Quote the records beneath, complete and exact. Leave out images.

>> Begin Material supplied

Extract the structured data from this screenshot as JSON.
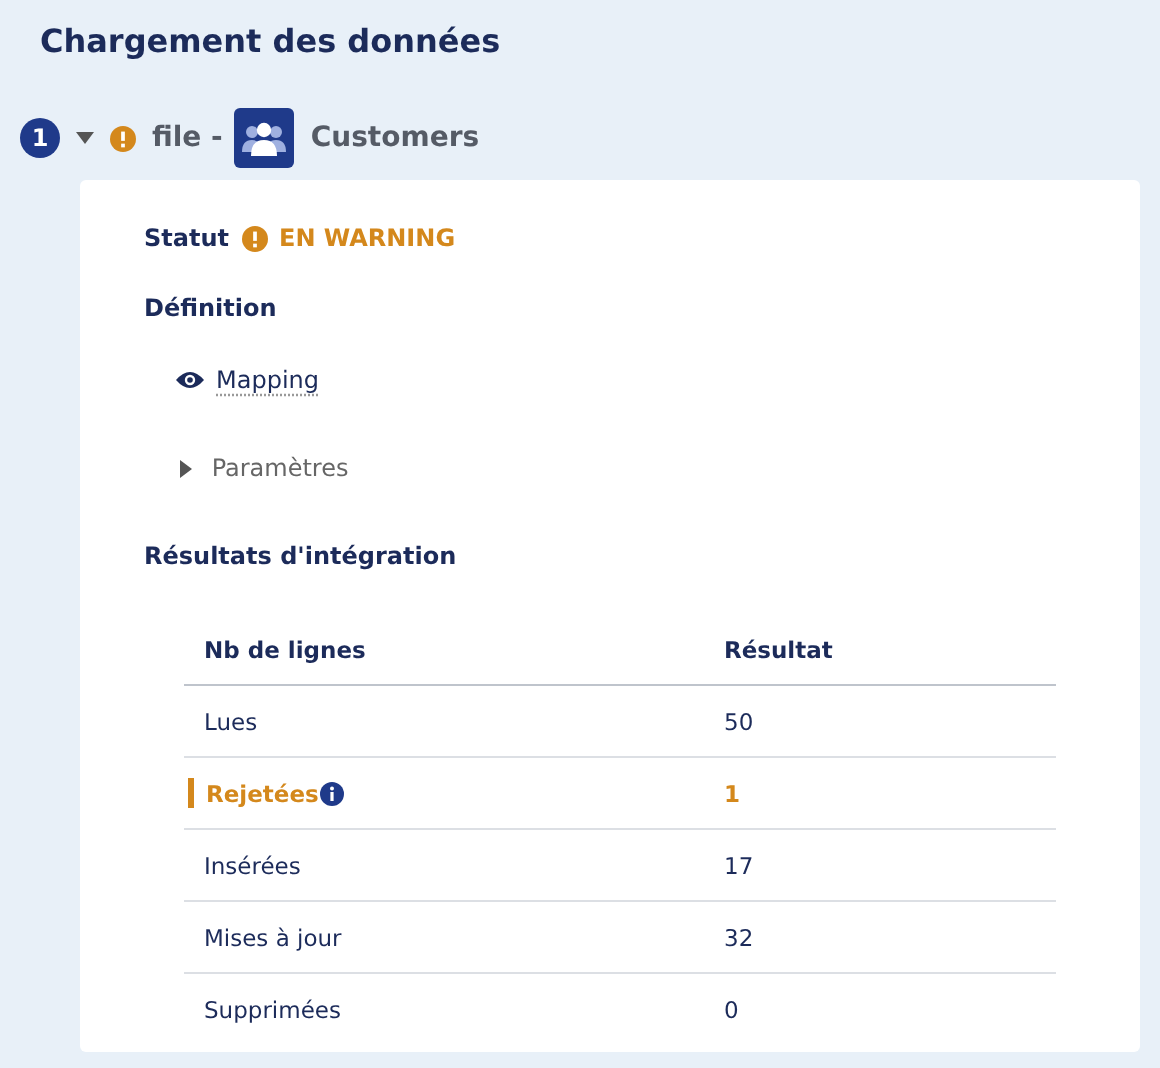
{
  "title": "Chargement des données",
  "step": {
    "number": "1",
    "expanded": true,
    "warning": true,
    "name": "file -",
    "source": "Customers"
  },
  "status": {
    "label": "Statut",
    "value": "EN WARNING"
  },
  "definition": {
    "label": "Définition",
    "mapping": "Mapping",
    "parameters": {
      "label": "Paramètres",
      "expanded": false
    }
  },
  "results": {
    "title": "Résultats d'intégration",
    "columns": [
      "Nb de lignes",
      "Résultat"
    ],
    "rows": [
      {
        "label": "Lues",
        "value": "50",
        "warning": false
      },
      {
        "label": "Rejetées",
        "value": "1",
        "warning": true
      },
      {
        "label": "Insérées",
        "value": "17",
        "warning": false
      },
      {
        "label": "Mises à jour",
        "value": "32",
        "warning": false
      },
      {
        "label": "Supprimées",
        "value": "0",
        "warning": false
      }
    ]
  }
}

>> End Material supplied

■ The solution
Extract the structured data from this screenshot as JSON.
{
  "title": "Chargement des données",
  "step": {
    "number": "1",
    "expanded": true,
    "warning": true,
    "name": "file -",
    "source": "Customers"
  },
  "status": {
    "label": "Statut",
    "value": "EN WARNING"
  },
  "definition": {
    "label": "Définition",
    "mapping": "Mapping",
    "parameters": {
      "label": "Paramètres",
      "expanded": false
    }
  },
  "results": {
    "title": "Résultats d'intégration",
    "columns": [
      "Nb de lignes",
      "Résultat"
    ],
    "rows": [
      {
        "label": "Lues",
        "value": "50",
        "warning": false
      },
      {
        "label": "Rejetées",
        "value": "1",
        "warning": true
      },
      {
        "label": "Insérées",
        "value": "17",
        "warning": false
      },
      {
        "label": "Mises à jour",
        "value": "32",
        "warning": false
      },
      {
        "label": "Supprimées",
        "value": "0",
        "warning": false
      }
    ]
  }
}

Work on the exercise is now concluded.